Write out the material exactly. Do not include the pictures.

Stored data:

▶

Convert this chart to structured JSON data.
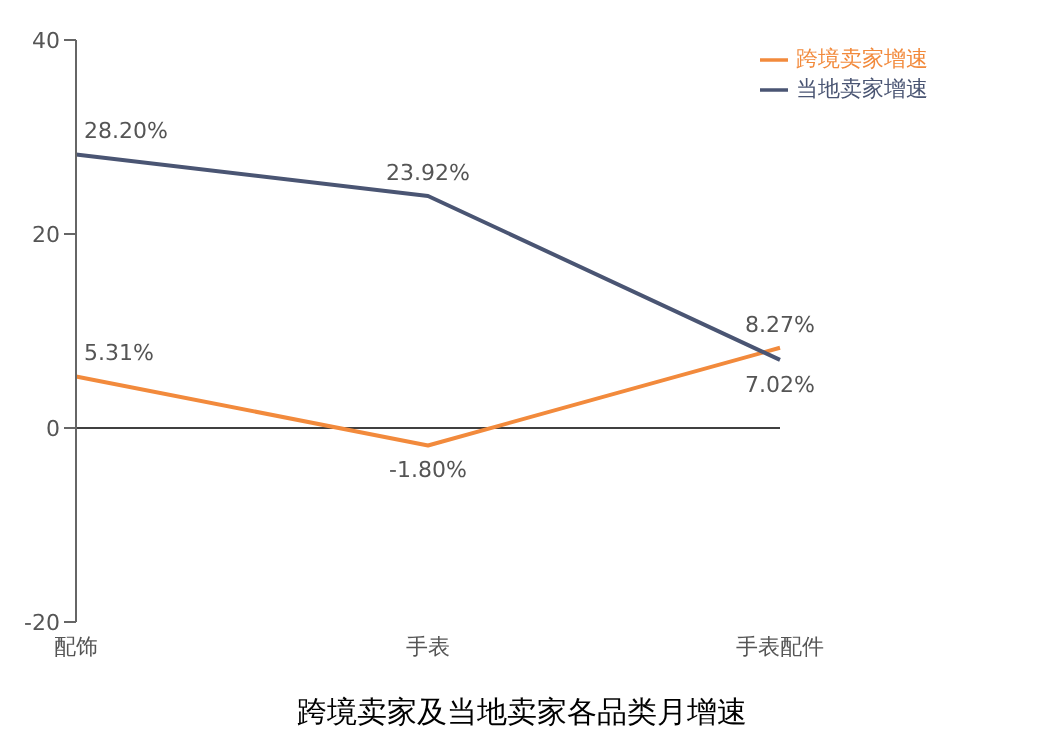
{
  "chart_data": {
    "type": "line",
    "title": "跨境卖家及当地卖家各品类月增速",
    "categories": [
      "配饰",
      "手表",
      "手表配件"
    ],
    "series": [
      {
        "name": "跨境卖家增速",
        "color": "#f28a3c",
        "values": [
          5.31,
          -1.8,
          8.27
        ],
        "value_labels": [
          "5.31%",
          "-1.80%",
          "8.27%"
        ]
      },
      {
        "name": "当地卖家增速",
        "color": "#4a5573",
        "values": [
          28.2,
          23.92,
          7.02
        ],
        "value_labels": [
          "28.20%",
          "23.92%",
          "7.02%"
        ]
      }
    ],
    "ylim": [
      -20,
      40
    ],
    "yticks": [
      -20,
      0,
      20,
      40
    ],
    "grid": false,
    "legend": "top right",
    "marker": "none",
    "ref_lines": [
      {
        "axis": "y",
        "value": 0,
        "color": "#404040"
      }
    ]
  }
}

◀

**Answer for this exercise:**
Convert this chart to structured JSON data.
{
  "chart_data": {
    "type": "line",
    "title": "跨境卖家及当地卖家各品类月增速",
    "categories": [
      "配饰",
      "手表",
      "手表配件"
    ],
    "series": [
      {
        "name": "跨境卖家增速",
        "color": "#f28a3c",
        "values": [
          5.31,
          -1.8,
          8.27
        ],
        "value_labels": [
          "5.31%",
          "-1.80%",
          "8.27%"
        ]
      },
      {
        "name": "当地卖家增速",
        "color": "#4a5573",
        "values": [
          28.2,
          23.92,
          7.02
        ],
        "value_labels": [
          "28.20%",
          "23.92%",
          "7.02%"
        ]
      }
    ],
    "ylim": [
      -20,
      40
    ],
    "yticks": [
      -20,
      0,
      20,
      40
    ],
    "grid": false,
    "legend": "top right",
    "marker": "none",
    "ref_lines": [
      {
        "axis": "y",
        "value": 0,
        "color": "#404040"
      }
    ]
  }
}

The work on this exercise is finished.